>> START Records shown

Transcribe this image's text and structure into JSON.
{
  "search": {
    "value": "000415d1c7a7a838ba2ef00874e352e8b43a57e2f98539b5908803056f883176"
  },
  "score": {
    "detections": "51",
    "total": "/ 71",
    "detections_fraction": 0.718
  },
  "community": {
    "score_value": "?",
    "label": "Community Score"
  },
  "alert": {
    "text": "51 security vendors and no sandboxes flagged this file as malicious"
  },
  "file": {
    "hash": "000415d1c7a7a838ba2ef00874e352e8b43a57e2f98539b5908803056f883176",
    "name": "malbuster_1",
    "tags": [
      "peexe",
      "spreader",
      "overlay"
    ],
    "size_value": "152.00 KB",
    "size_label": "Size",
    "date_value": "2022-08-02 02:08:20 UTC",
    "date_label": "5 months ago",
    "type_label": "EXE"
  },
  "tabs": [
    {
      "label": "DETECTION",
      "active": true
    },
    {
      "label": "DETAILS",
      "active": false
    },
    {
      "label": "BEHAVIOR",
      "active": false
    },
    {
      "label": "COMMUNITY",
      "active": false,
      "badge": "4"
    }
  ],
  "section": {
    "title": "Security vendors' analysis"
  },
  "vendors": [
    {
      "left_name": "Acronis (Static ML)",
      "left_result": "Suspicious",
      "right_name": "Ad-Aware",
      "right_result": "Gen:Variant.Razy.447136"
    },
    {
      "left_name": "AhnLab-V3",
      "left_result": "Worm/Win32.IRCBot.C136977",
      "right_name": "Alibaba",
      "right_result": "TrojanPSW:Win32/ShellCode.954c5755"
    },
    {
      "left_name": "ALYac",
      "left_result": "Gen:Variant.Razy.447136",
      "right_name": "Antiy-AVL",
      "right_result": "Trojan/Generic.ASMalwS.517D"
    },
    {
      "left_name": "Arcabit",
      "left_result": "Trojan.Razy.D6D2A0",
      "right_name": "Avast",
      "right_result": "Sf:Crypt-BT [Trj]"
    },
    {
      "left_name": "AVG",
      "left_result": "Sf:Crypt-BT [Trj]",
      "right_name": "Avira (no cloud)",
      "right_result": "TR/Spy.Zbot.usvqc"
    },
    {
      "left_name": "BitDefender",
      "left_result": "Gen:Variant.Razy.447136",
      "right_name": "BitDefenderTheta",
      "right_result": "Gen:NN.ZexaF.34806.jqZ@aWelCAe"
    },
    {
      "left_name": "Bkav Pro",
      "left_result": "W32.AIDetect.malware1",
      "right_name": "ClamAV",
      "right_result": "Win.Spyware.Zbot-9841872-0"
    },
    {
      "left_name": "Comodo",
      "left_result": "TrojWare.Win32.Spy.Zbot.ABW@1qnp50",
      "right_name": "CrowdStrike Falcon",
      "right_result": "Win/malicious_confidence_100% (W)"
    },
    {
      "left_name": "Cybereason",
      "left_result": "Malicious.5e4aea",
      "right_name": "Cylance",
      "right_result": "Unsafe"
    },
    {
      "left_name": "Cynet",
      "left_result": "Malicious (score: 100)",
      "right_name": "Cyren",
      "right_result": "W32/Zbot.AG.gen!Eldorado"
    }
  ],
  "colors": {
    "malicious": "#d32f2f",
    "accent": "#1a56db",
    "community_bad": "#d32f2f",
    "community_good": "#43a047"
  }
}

>> END Records shown

Repeat all the entries exactly as given.

**Task output**.
Transcribe this image's text and structure into JSON.
{
  "search": {
    "value": "000415d1c7a7a838ba2ef00874e352e8b43a57e2f98539b5908803056f883176"
  },
  "score": {
    "detections": "51",
    "total": "/ 71",
    "detections_fraction": 0.718
  },
  "community": {
    "score_value": "?",
    "label": "Community Score"
  },
  "alert": {
    "text": "51 security vendors and no sandboxes flagged this file as malicious"
  },
  "file": {
    "hash": "000415d1c7a7a838ba2ef00874e352e8b43a57e2f98539b5908803056f883176",
    "name": "malbuster_1",
    "tags": [
      "peexe",
      "spreader",
      "overlay"
    ],
    "size_value": "152.00 KB",
    "size_label": "Size",
    "date_value": "2022-08-02 02:08:20 UTC",
    "date_label": "5 months ago",
    "type_label": "EXE"
  },
  "tabs": [
    {
      "label": "DETECTION",
      "active": true
    },
    {
      "label": "DETAILS",
      "active": false
    },
    {
      "label": "BEHAVIOR",
      "active": false
    },
    {
      "label": "COMMUNITY",
      "active": false,
      "badge": "4"
    }
  ],
  "section": {
    "title": "Security vendors' analysis"
  },
  "vendors": [
    {
      "left_name": "Acronis (Static ML)",
      "left_result": "Suspicious",
      "right_name": "Ad-Aware",
      "right_result": "Gen:Variant.Razy.447136"
    },
    {
      "left_name": "AhnLab-V3",
      "left_result": "Worm/Win32.IRCBot.C136977",
      "right_name": "Alibaba",
      "right_result": "TrojanPSW:Win32/ShellCode.954c5755"
    },
    {
      "left_name": "ALYac",
      "left_result": "Gen:Variant.Razy.447136",
      "right_name": "Antiy-AVL",
      "right_result": "Trojan/Generic.ASMalwS.517D"
    },
    {
      "left_name": "Arcabit",
      "left_result": "Trojan.Razy.D6D2A0",
      "right_name": "Avast",
      "right_result": "Sf:Crypt-BT [Trj]"
    },
    {
      "left_name": "AVG",
      "left_result": "Sf:Crypt-BT [Trj]",
      "right_name": "Avira (no cloud)",
      "right_result": "TR/Spy.Zbot.usvqc"
    },
    {
      "left_name": "BitDefender",
      "left_result": "Gen:Variant.Razy.447136",
      "right_name": "BitDefenderTheta",
      "right_result": "Gen:NN.ZexaF.34806.jqZ@aWelCAe"
    },
    {
      "left_name": "Bkav Pro",
      "left_result": "W32.AIDetect.malware1",
      "right_name": "ClamAV",
      "right_result": "Win.Spyware.Zbot-9841872-0"
    },
    {
      "left_name": "Comodo",
      "left_result": "TrojWare.Win32.Spy.Zbot.ABW@1qnp50",
      "right_name": "CrowdStrike Falcon",
      "right_result": "Win/malicious_confidence_100% (W)"
    },
    {
      "left_name": "Cybereason",
      "left_result": "Malicious.5e4aea",
      "right_name": "Cylance",
      "right_result": "Unsafe"
    },
    {
      "left_name": "Cynet",
      "left_result": "Malicious (score: 100)",
      "right_name": "Cyren",
      "right_result": "W32/Zbot.AG.gen!Eldorado"
    }
  ],
  "colors": {
    "malicious": "#d32f2f",
    "accent": "#1a56db",
    "community_bad": "#d32f2f",
    "community_good": "#43a047"
  }
}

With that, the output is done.